** start Entries shown **

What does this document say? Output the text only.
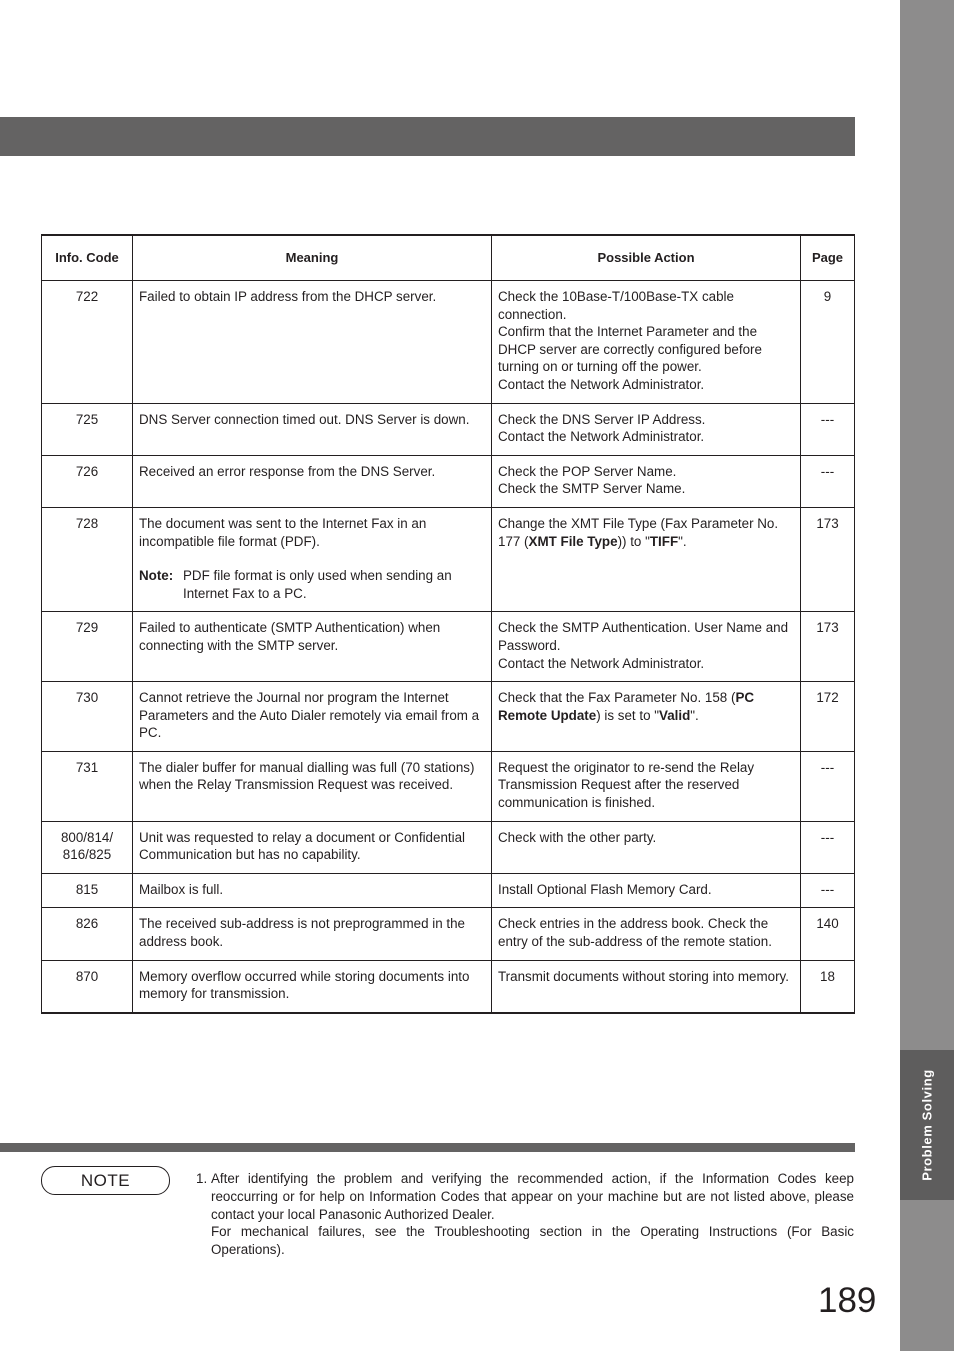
Problem Solving
Info. Code	Meaning	Possible Action	Page
722	Failed to obtain IP address from the DHCP server.	Check the 10Base-T/100Base-TX cable connection.
Confirm that the Internet Parameter and the DHCP server are correctly configured before turning on or turning off the power.
Contact the Network Administrator.	9
725	DNS Server connection timed out. DNS Server is down.	Check the DNS Server IP Address.
Contact the Network Administrator.	---
726	Received an error response from the DNS Server.	Check the POP Server Name.
Check the SMTP Server Name.	---
728	The document was sent to the Internet Fax in an incompatible file format (PDF).
Note: PDF file format is only used when sending an Internet Fax to a PC.	Change the XMT File Type (Fax Parameter No. 177 (XMT File Type)) to "TIFF".	173
729	Failed to authenticate (SMTP Authentication) when connecting with the SMTP server.	Check the SMTP Authentication. User Name and Password.
Contact the Network Administrator.	173
730	Cannot retrieve the Journal nor program the Internet Parameters and the Auto Dialer remotely via email from a PC.	Check that the Fax Parameter No. 158 (PC Remote Update) is set to "Valid".	172
731	The dialer buffer for manual dialling was full (70 stations) when the Relay Transmission Request was received.	Request the originator to re-send the Relay Transmission Request after the reserved communication is finished.	---
800/814/ 816/825	Unit was requested to relay a document or Confidential Communication but has no capability.	Check with the other party.	---
815	Mailbox is full.	Install Optional Flash Memory Card.	---
826	The received sub-address is not preprogrammed in the address book.	Check entries in the address book. Check the entry of the sub-address of the remote station.	140
870	Memory overflow occurred while storing documents into memory for transmission.	Transmit documents without storing into memory.	18
NOTE	1. After identifying the problem and verifying the recommended action, if the Information Codes keep reoccurring or for help on Information Codes that appear on your machine but are not listed above, please contact your local Panasonic Authorized Dealer.

For mechanical failures, see the Troubleshooting section in the Operating Instructions (For Basic Operations).

189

** end Entries shown **

* What this task involves: Quote the data above in full and without alteration; skip the pictures.

* Answer below:
What does this document say? Output the text only.
Problem Solving
Info. Code	Meaning	Possible Action	Page
722	Failed to obtain IP address from the DHCP server.	Check the 10Base-T/100Base-TX cable connection.
Confirm that the Internet Parameter and the DHCP server are correctly configured before turning on or turning off the power.
Contact the Network Administrator.	9
725	DNS Server connection timed out. DNS Server is down.	Check the DNS Server IP Address.
Contact the Network Administrator.	---
726	Received an error response from the DNS Server.	Check the POP Server Name.
Check the SMTP Server Name.	---
728	The document was sent to the Internet Fax in an incompatible file format (PDF).
Note: PDF file format is only used when sending an Internet Fax to a PC.	Change the XMT File Type (Fax Parameter No. 177 (XMT File Type)) to "TIFF".	173
729	Failed to authenticate (SMTP Authentication) when connecting with the SMTP server.	Check the SMTP Authentication. User Name and Password.
Contact the Network Administrator.	173
730	Cannot retrieve the Journal nor program the Internet Parameters and the Auto Dialer remotely via email from a PC.	Check that the Fax Parameter No. 158 (PC Remote Update) is set to "Valid".	172
731	The dialer buffer for manual dialling was full (70 stations) when the Relay Transmission Request was received.	Request the originator to re-send the Relay Transmission Request after the reserved communication is finished.	---
800/814/ 816/825	Unit was requested to relay a document or Confidential Communication but has no capability.	Check with the other party.	---
815	Mailbox is full.	Install Optional Flash Memory Card.	---
826	The received sub-address is not preprogrammed in the address book.	Check entries in the address book. Check the entry of the sub-address of the remote station.	140
870	Memory overflow occurred while storing documents into memory for transmission.	Transmit documents without storing into memory.	18
NOTE	1. After identifying the problem and verifying the recommended action, if the Information Codes keep reoccurring or for help on Information Codes that appear on your machine but are not listed above, please contact your local Panasonic Authorized Dealer.

For mechanical failures, see the Troubleshooting section in the Operating Instructions (For Basic Operations).

189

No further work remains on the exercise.